__Exercise prompt__.
Work out how many lines of the data hold the string "document", and reply with that number alone.

__Records for the task__.
>> START

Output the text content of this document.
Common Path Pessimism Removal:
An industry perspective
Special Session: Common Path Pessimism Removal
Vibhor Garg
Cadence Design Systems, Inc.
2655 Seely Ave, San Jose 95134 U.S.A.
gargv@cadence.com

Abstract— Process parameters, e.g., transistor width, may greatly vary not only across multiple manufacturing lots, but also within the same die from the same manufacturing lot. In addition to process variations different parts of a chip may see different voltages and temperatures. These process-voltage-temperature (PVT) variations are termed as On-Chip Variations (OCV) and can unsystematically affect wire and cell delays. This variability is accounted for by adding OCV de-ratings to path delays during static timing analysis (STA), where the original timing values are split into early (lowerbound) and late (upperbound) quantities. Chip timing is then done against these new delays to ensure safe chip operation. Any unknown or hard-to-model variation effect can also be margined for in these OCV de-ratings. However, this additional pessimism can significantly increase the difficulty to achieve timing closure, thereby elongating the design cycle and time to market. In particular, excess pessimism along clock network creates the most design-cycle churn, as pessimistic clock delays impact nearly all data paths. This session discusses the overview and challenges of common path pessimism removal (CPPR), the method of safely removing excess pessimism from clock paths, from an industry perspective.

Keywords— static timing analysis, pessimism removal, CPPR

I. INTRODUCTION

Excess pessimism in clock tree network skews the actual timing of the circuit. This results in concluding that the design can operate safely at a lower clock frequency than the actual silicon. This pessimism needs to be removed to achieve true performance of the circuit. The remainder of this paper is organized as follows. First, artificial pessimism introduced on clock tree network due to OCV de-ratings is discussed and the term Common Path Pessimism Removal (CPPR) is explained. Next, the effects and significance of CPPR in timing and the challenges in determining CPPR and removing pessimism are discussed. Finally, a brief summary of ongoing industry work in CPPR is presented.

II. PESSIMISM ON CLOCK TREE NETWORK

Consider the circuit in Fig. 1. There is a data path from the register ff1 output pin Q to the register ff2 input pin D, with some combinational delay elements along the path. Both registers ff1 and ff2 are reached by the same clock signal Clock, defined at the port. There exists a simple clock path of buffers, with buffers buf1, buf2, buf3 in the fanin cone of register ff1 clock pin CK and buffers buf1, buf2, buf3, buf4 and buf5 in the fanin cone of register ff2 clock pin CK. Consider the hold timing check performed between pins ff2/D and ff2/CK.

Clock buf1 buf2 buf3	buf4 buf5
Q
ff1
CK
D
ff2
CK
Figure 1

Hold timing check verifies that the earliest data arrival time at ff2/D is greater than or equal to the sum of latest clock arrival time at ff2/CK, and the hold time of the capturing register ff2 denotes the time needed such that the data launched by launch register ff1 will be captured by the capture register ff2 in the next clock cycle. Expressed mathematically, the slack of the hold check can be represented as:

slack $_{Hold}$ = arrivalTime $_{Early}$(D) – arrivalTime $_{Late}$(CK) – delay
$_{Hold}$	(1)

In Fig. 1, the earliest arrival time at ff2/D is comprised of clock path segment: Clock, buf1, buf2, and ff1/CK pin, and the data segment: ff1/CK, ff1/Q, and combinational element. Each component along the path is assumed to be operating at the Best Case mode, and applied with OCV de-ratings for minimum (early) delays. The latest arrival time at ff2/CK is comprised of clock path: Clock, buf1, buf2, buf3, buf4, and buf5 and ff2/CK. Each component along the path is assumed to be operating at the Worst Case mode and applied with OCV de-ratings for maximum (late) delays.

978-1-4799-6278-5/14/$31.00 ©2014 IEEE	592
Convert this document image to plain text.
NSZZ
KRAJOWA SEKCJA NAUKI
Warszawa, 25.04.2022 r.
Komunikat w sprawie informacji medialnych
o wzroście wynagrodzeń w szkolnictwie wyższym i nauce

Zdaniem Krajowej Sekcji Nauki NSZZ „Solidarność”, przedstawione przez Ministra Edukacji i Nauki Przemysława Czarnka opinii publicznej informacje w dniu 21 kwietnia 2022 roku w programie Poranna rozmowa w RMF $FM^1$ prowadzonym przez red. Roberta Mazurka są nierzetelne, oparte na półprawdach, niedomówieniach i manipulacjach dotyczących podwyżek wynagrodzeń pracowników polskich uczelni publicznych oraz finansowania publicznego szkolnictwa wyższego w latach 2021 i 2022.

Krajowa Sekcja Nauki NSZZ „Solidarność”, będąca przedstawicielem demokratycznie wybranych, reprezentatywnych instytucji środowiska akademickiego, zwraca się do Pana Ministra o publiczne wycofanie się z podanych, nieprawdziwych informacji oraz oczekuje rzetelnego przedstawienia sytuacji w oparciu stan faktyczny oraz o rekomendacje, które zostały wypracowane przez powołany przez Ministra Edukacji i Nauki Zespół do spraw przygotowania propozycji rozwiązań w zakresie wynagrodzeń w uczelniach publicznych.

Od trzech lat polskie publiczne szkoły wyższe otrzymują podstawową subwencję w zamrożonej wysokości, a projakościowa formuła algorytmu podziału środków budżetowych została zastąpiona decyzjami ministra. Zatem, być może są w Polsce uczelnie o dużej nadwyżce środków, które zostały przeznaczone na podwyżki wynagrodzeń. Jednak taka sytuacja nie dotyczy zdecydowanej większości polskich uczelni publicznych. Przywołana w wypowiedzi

>> END

__Solved problem__.
2